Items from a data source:

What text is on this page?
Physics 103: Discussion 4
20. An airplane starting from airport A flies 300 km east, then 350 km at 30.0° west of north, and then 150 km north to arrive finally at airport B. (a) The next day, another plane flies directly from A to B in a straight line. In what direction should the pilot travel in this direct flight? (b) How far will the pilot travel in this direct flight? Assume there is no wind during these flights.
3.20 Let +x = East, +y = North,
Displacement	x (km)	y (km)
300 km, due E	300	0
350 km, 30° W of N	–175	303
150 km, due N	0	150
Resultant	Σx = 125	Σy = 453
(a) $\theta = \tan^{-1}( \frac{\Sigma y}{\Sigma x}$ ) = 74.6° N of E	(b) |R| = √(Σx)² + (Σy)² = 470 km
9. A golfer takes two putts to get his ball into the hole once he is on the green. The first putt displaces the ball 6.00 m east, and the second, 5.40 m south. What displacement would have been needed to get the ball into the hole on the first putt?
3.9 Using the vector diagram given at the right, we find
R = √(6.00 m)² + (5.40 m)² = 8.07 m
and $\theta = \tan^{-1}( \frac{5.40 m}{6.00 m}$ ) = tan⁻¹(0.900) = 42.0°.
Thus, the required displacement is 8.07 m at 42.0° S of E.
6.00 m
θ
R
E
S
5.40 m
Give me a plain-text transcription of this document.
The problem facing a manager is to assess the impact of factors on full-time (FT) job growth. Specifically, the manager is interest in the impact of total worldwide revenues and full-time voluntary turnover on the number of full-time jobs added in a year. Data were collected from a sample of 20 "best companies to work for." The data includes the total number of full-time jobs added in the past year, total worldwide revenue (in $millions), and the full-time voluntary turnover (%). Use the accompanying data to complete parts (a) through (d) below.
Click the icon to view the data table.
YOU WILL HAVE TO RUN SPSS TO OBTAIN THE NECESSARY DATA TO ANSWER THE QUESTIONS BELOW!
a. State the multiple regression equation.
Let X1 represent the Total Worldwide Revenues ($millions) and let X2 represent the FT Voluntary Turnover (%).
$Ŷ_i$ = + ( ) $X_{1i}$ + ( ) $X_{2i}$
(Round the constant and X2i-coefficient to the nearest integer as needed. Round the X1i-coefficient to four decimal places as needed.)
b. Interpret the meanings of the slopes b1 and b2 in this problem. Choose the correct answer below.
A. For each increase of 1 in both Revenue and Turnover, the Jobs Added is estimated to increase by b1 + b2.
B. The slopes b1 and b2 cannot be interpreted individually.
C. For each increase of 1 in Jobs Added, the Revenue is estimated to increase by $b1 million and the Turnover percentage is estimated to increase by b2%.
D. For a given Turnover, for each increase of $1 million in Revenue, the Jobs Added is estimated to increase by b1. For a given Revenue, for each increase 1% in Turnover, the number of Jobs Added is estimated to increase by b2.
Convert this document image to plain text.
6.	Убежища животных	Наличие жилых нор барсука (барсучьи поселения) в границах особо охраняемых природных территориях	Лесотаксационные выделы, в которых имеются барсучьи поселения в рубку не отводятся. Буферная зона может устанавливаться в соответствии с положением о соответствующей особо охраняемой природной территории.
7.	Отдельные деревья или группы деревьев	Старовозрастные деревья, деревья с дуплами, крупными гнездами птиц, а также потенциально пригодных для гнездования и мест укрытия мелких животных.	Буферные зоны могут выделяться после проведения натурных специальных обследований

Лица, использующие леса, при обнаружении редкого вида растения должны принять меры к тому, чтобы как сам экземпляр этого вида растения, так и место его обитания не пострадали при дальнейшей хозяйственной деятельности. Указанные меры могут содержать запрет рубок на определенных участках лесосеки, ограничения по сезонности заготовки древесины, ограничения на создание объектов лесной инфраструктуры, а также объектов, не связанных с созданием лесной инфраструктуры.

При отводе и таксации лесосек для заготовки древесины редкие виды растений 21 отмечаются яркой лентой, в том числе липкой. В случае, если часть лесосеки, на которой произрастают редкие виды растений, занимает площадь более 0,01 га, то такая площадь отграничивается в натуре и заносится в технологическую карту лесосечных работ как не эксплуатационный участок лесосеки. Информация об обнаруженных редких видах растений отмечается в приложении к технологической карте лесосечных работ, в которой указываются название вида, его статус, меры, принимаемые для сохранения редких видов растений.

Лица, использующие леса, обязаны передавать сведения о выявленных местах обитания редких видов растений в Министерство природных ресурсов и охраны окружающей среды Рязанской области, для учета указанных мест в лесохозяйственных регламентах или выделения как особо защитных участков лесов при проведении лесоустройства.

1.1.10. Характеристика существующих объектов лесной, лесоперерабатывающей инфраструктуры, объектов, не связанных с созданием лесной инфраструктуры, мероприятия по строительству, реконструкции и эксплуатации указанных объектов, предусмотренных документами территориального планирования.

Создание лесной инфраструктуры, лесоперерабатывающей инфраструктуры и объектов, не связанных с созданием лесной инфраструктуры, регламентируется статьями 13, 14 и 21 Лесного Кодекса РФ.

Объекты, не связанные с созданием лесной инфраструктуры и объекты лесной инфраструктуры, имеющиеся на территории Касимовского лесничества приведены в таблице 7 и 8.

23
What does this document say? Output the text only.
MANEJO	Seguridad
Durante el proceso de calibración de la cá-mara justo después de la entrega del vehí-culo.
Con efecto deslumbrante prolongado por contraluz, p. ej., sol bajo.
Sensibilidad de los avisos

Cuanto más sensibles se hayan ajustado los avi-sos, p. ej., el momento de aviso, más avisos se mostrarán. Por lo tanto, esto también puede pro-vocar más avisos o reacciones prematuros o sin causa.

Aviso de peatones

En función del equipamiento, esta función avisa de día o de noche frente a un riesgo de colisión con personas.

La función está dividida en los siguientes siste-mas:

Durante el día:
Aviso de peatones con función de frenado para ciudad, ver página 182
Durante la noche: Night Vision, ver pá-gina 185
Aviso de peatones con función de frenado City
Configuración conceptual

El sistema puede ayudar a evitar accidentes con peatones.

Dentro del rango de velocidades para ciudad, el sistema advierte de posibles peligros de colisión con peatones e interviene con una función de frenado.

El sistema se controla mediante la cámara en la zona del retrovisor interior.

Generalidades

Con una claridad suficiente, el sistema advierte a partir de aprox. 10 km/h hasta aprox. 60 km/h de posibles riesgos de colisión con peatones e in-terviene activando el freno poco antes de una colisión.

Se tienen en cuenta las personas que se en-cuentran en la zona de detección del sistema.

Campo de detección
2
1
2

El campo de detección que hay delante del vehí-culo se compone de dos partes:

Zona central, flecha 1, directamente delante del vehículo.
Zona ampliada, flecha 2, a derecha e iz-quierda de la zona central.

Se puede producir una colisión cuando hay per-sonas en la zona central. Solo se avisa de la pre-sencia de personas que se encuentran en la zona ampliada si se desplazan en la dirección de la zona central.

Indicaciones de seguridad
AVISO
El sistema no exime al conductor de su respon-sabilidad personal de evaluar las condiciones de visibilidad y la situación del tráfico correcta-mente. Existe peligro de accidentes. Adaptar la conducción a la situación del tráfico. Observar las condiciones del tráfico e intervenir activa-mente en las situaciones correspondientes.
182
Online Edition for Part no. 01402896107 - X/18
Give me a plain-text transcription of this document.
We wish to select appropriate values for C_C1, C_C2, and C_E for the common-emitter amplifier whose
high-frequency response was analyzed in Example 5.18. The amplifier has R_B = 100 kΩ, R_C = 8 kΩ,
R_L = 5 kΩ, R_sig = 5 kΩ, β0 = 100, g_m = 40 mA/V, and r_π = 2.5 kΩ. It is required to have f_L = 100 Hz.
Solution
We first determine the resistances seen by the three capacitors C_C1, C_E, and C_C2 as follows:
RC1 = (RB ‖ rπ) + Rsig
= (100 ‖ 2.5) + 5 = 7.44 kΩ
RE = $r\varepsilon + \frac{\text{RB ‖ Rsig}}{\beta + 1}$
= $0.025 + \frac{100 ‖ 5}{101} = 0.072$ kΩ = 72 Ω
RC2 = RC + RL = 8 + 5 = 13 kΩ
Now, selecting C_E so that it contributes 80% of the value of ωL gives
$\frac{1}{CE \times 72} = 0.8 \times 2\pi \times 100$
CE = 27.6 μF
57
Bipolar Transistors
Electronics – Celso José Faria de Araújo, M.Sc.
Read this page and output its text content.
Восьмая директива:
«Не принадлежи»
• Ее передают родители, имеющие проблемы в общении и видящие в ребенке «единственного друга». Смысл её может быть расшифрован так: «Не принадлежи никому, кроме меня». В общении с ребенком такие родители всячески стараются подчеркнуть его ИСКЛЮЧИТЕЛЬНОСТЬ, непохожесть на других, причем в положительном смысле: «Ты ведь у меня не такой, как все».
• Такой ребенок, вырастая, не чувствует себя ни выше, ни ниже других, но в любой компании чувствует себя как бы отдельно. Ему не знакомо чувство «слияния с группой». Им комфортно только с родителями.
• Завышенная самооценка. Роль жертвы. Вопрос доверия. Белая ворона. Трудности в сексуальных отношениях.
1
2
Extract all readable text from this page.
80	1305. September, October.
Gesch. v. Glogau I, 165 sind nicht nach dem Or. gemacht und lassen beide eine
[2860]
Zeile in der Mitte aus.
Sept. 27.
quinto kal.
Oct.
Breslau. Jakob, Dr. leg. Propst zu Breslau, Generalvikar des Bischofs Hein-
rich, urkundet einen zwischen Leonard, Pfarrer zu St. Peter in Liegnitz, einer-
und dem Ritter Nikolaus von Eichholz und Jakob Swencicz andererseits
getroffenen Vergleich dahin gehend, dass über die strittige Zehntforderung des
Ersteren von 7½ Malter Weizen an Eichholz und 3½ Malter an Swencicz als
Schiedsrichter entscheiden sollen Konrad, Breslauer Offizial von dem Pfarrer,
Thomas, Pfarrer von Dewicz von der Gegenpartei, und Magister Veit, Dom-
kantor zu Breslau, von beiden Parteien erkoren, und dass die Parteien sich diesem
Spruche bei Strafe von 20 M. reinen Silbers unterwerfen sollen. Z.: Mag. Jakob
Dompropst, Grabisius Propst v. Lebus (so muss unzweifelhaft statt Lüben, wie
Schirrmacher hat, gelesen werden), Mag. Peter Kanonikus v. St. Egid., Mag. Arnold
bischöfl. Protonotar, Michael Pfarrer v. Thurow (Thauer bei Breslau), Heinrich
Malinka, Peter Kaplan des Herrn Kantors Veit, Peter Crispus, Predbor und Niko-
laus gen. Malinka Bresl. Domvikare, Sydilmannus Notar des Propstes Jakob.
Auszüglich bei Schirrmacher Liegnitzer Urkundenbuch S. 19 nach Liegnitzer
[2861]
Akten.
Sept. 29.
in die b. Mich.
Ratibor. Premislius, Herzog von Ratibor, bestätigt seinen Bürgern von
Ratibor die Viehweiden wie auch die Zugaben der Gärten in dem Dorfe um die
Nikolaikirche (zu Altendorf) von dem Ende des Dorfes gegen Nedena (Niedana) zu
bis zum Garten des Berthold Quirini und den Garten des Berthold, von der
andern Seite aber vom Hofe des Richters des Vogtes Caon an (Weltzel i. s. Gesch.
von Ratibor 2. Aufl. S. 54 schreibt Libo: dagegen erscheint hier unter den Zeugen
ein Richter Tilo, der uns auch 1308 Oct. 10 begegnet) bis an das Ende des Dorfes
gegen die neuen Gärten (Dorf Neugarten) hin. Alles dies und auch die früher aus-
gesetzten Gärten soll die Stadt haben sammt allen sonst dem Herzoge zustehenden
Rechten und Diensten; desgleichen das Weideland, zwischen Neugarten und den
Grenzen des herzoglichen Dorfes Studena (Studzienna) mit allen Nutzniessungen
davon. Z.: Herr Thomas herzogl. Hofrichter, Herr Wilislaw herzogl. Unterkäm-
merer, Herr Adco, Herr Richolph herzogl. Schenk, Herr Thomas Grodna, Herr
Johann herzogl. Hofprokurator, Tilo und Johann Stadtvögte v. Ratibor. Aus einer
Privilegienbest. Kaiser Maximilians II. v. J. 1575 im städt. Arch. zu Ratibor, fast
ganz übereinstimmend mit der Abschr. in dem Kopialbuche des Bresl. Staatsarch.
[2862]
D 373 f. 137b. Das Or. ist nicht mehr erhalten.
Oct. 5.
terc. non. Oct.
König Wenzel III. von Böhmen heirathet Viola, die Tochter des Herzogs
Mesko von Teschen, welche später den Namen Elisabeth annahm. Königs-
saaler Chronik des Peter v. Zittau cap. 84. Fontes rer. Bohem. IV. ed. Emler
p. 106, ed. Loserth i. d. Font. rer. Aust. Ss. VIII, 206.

Exercise task:
Look above for lines with the word "Schirrmacher" and copy them all.

Answer to the problem:
Schirrmacher hat, gelesen werden), Mag. Peter Kanonikus v. St. Egid., Mag. Arnold
Auszüglich bei Schirrmacher Liegnitzer Urkundenbuch S. 19 nach Liegnitzer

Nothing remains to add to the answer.